▸ **Short task**
Return every line of the material exactly.

▸ **Listed entries**
════════

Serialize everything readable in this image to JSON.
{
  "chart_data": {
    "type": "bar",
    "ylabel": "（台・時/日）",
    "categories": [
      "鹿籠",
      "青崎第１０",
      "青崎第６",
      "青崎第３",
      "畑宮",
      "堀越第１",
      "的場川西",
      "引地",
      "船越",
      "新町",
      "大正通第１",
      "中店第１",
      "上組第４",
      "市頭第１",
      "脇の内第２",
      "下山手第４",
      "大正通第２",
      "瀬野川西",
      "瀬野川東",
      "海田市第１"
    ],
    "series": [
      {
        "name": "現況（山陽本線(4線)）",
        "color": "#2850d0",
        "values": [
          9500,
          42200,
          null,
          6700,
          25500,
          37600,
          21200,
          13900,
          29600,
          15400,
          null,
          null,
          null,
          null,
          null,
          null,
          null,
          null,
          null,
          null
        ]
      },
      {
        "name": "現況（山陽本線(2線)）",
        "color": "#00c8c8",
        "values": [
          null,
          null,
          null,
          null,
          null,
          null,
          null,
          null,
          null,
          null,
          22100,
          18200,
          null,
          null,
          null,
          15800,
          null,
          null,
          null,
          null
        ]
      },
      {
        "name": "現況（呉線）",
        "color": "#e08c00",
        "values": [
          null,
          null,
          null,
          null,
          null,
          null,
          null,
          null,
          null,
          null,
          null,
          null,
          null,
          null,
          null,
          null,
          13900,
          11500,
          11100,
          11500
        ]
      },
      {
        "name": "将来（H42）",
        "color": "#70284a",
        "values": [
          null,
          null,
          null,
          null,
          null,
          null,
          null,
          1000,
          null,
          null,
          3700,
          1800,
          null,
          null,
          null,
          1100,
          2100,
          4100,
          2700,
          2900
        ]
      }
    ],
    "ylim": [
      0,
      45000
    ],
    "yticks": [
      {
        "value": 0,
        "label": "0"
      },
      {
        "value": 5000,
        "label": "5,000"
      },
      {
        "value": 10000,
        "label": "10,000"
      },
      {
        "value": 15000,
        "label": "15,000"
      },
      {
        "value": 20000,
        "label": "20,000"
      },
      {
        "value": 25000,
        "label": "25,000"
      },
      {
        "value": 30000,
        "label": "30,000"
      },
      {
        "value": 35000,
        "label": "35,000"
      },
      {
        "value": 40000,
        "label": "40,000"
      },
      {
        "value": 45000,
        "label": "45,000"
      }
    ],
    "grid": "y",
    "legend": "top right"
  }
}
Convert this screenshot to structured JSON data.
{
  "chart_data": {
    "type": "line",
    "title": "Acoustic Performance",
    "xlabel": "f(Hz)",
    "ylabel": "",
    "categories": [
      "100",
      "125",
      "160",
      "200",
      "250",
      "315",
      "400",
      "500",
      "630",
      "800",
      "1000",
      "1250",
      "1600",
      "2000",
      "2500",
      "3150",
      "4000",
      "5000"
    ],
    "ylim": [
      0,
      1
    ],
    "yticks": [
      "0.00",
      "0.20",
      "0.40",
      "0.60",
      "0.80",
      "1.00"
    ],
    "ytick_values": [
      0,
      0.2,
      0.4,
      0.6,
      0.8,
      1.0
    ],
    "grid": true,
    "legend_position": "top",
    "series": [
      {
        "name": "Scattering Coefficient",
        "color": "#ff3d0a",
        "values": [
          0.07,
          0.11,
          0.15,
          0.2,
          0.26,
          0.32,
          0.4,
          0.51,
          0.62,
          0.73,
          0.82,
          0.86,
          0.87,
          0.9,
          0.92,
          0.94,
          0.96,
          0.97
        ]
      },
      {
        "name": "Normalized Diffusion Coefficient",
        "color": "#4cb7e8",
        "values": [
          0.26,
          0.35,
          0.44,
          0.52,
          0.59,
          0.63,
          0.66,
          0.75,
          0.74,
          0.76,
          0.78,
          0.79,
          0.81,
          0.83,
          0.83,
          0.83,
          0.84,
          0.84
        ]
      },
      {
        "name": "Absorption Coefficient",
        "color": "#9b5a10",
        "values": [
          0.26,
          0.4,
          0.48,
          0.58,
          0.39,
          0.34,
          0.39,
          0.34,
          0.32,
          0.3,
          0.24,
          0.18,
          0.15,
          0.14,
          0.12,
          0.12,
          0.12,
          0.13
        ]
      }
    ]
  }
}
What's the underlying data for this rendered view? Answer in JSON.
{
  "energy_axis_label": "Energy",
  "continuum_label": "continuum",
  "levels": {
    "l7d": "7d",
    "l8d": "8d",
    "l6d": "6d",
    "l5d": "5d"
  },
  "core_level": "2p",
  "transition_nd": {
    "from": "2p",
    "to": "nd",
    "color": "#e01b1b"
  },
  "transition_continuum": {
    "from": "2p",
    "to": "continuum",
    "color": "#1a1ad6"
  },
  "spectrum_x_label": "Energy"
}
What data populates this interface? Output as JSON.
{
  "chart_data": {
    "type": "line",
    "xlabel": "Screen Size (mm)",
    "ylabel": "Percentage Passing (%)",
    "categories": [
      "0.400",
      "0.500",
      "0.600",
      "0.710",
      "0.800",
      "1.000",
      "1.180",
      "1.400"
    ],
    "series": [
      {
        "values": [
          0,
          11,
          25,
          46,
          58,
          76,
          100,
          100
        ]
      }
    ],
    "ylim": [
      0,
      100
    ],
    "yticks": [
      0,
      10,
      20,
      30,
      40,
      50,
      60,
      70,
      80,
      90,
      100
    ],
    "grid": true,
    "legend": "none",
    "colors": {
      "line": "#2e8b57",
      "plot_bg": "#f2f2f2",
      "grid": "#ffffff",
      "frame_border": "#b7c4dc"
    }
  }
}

════════

▸ **Result of this task**
Serialize everything readable in this image to JSON.
{
  "chart_data": {
    "type": "bar",
    "ylabel": "（台・時/日）",
    "categories": [
      "鹿籠",
      "青崎第１０",
      "青崎第６",
      "青崎第３",
      "畑宮",
      "堀越第１",
      "的場川西",
      "引地",
      "船越",
      "新町",
      "大正通第１",
      "中店第１",
      "上組第４",
      "市頭第１",
      "脇の内第２",
      "下山手第４",
      "大正通第２",
      "瀬野川西",
      "瀬野川東",
      "海田市第１"
    ],
    "series": [
      {
        "name": "現況（山陽本線(4線)）",
        "color": "#2850d0",
        "values": [
          9500,
          42200,
          null,
          6700,
          25500,
          37600,
          21200,
          13900,
          29600,
          15400,
          null,
          null,
          null,
          null,
          null,
          null,
          null,
          null,
          null,
          null
        ]
      },
      {
        "name": "現況（山陽本線(2線)）",
        "color": "#00c8c8",
        "values": [
          null,
          null,
          null,
          null,
          null,
          null,
          null,
          null,
          null,
          null,
          22100,
          18200,
          null,
          null,
          null,
          15800,
          null,
          null,
          null,
          null
        ]
      },
      {
        "name": "現況（呉線）",
        "color": "#e08c00",
        "values": [
          null,
          null,
          null,
          null,
          null,
          null,
          null,
          null,
          null,
          null,
          null,
          null,
          null,
          null,
          null,
          null,
          13900,
          11500,
          11100,
          11500
        ]
      },
      {
        "name": "将来（H42）",
        "color": "#70284a",
        "values": [
          null,
          null,
          null,
          null,
          null,
          null,
          null,
          1000,
          null,
          null,
          3700,
          1800,
          null,
          null,
          null,
          1100,
          2100,
          4100,
          2700,
          2900
        ]
      }
    ],
    "ylim": [
      0,
      45000
    ],
    "yticks": [
      {
        "value": 0,
        "label": "0"
      },
      {
        "value": 5000,
        "label": "5,000"
      },
      {
        "value": 10000,
        "label": "10,000"
      },
      {
        "value": 15000,
        "label": "15,000"
      },
      {
        "value": 20000,
        "label": "20,000"
      },
      {
        "value": 25000,
        "label": "25,000"
      },
      {
        "value": 30000,
        "label": "30,000"
      },
      {
        "value": 35000,
        "label": "35,000"
      },
      {
        "value": 40000,
        "label": "40,000"
      },
      {
        "value": 45000,
        "label": "45,000"
      }
    ],
    "grid": "y",
    "legend": "top right"
  }
}
Convert this screenshot to structured JSON data.
{
  "chart_data": {
    "type": "line",
    "title": "Acoustic Performance",
    "xlabel": "f(Hz)",
    "ylabel": "",
    "categories": [
      "100",
      "125",
      "160",
      "200",
      "250",
      "315",
      "400",
      "500",
      "630",
      "800",
      "1000",
      "1250",
      "1600",
      "2000",
      "2500",
      "3150",
      "4000",
      "5000"
    ],
    "ylim": [
      0,
      1
    ],
    "yticks": [
      "0.00",
      "0.20",
      "0.40",
      "0.60",
      "0.80",
      "1.00"
    ],
    "ytick_values": [
      0,
      0.2,
      0.4,
      0.6,
      0.8,
      1.0
    ],
    "grid": true,
    "legend_position": "top",
    "series": [
      {
        "name": "Scattering Coefficient",
        "color": "#ff3d0a",
        "values": [
          0.07,
          0.11,
          0.15,
          0.2,
          0.26,
          0.32,
          0.4,
          0.51,
          0.62,
          0.73,
          0.82,
          0.86,
          0.87,
          0.9,
          0.92,
          0.94,
          0.96,
          0.97
        ]
      },
      {
        "name": "Normalized Diffusion Coefficient",
        "color": "#4cb7e8",
        "values": [
          0.26,
          0.35,
          0.44,
          0.52,
          0.59,
          0.63,
          0.66,
          0.75,
          0.74,
          0.76,
          0.78,
          0.79,
          0.81,
          0.83,
          0.83,
          0.83,
          0.84,
          0.84
        ]
      },
      {
        "name": "Absorption Coefficient",
        "color": "#9b5a10",
        "values": [
          0.26,
          0.4,
          0.48,
          0.58,
          0.39,
          0.34,
          0.39,
          0.34,
          0.32,
          0.3,
          0.24,
          0.18,
          0.15,
          0.14,
          0.12,
          0.12,
          0.12,
          0.13
        ]
      }
    ]
  }
}
What's the underlying data for this rendered view? Answer in JSON.
{
  "energy_axis_label": "Energy",
  "continuum_label": "continuum",
  "levels": {
    "l7d": "7d",
    "l8d": "8d",
    "l6d": "6d",
    "l5d": "5d"
  },
  "core_level": "2p",
  "transition_nd": {
    "from": "2p",
    "to": "nd",
    "color": "#e01b1b"
  },
  "transition_continuum": {
    "from": "2p",
    "to": "continuum",
    "color": "#1a1ad6"
  },
  "spectrum_x_label": "Energy"
}
What data populates this interface? Output as JSON.
{
  "chart_data": {
    "type": "line",
    "xlabel": "Screen Size (mm)",
    "ylabel": "Percentage Passing (%)",
    "categories": [
      "0.400",
      "0.500",
      "0.600",
      "0.710",
      "0.800",
      "1.000",
      "1.180",
      "1.400"
    ],
    "series": [
      {
        "values": [
          0,
          11,
          25,
          46,
          58,
          76,
          100,
          100
        ]
      }
    ],
    "ylim": [
      0,
      100
    ],
    "yticks": [
      0,
      10,
      20,
      30,
      40,
      50,
      60,
      70,
      80,
      90,
      100
    ],
    "grid": true,
    "legend": "none",
    "colors": {
      "line": "#2e8b57",
      "plot_bg": "#f2f2f2",
      "grid": "#ffffff",
      "frame_border": "#b7c4dc"
    }
  }
}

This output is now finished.